Extracted records
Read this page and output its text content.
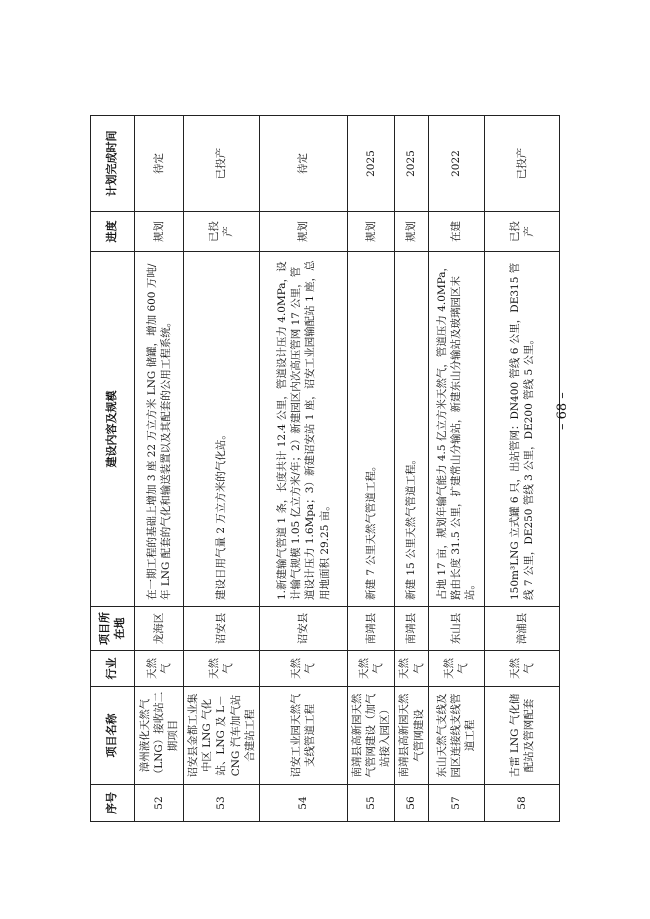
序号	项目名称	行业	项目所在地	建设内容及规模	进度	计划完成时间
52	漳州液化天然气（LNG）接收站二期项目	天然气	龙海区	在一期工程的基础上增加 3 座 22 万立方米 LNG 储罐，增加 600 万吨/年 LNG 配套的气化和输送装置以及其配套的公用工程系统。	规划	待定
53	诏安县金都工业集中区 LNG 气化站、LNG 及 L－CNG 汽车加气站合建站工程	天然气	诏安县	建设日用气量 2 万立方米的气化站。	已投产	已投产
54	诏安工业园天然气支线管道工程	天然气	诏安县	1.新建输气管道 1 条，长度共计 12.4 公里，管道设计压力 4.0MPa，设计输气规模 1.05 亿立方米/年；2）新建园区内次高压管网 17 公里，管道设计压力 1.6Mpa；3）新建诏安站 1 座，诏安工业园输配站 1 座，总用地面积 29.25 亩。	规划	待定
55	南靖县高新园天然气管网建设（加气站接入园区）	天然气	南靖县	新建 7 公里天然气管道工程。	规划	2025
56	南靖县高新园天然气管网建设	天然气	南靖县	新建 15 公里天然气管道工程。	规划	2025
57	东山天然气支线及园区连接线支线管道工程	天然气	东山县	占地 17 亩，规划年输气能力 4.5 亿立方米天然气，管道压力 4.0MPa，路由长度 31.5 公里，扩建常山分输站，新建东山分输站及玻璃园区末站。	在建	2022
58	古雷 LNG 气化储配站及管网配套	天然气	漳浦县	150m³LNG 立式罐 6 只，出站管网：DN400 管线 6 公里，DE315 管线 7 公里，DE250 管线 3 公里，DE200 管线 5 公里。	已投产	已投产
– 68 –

> _DIRECTIONS_: Repeat everything in the records precisely. Images are excluded from the copy.

> _RESPONSE TO THE EXERCISE_:
Read this page and output its text content.
序号	项目名称	行业	项目所在地	建设内容及规模	进度	计划完成时间
52	漳州液化天然气（LNG）接收站二期项目	天然气	龙海区	在一期工程的基础上增加 3 座 22 万立方米 LNG 储罐，增加 600 万吨/年 LNG 配套的气化和输送装置以及其配套的公用工程系统。	规划	待定
53	诏安县金都工业集中区 LNG 气化站、LNG 及 L－CNG 汽车加气站合建站工程	天然气	诏安县	建设日用气量 2 万立方米的气化站。	已投产	已投产
54	诏安工业园天然气支线管道工程	天然气	诏安县	1.新建输气管道 1 条，长度共计 12.4 公里，管道设计压力 4.0MPa，设计输气规模 1.05 亿立方米/年；2）新建园区内次高压管网 17 公里，管道设计压力 1.6Mpa；3）新建诏安站 1 座，诏安工业园输配站 1 座，总用地面积 29.25 亩。	规划	待定
55	南靖县高新园天然气管网建设（加气站接入园区）	天然气	南靖县	新建 7 公里天然气管道工程。	规划	2025
56	南靖县高新园天然气管网建设	天然气	南靖县	新建 15 公里天然气管道工程。	规划	2025
57	东山天然气支线及园区连接线支线管道工程	天然气	东山县	占地 17 亩，规划年输气能力 4.5 亿立方米天然气，管道压力 4.0MPa，路由长度 31.5 公里，扩建常山分输站，新建东山分输站及玻璃园区末站。	在建	2022
58	古雷 LNG 气化储配站及管网配套	天然气	漳浦县	150m³LNG 立式罐 6 只，出站管网：DN400 管线 6 公里，DE315 管线 7 公里，DE250 管线 3 公里，DE200 管线 5 公里。	已投产	已投产
– 68 –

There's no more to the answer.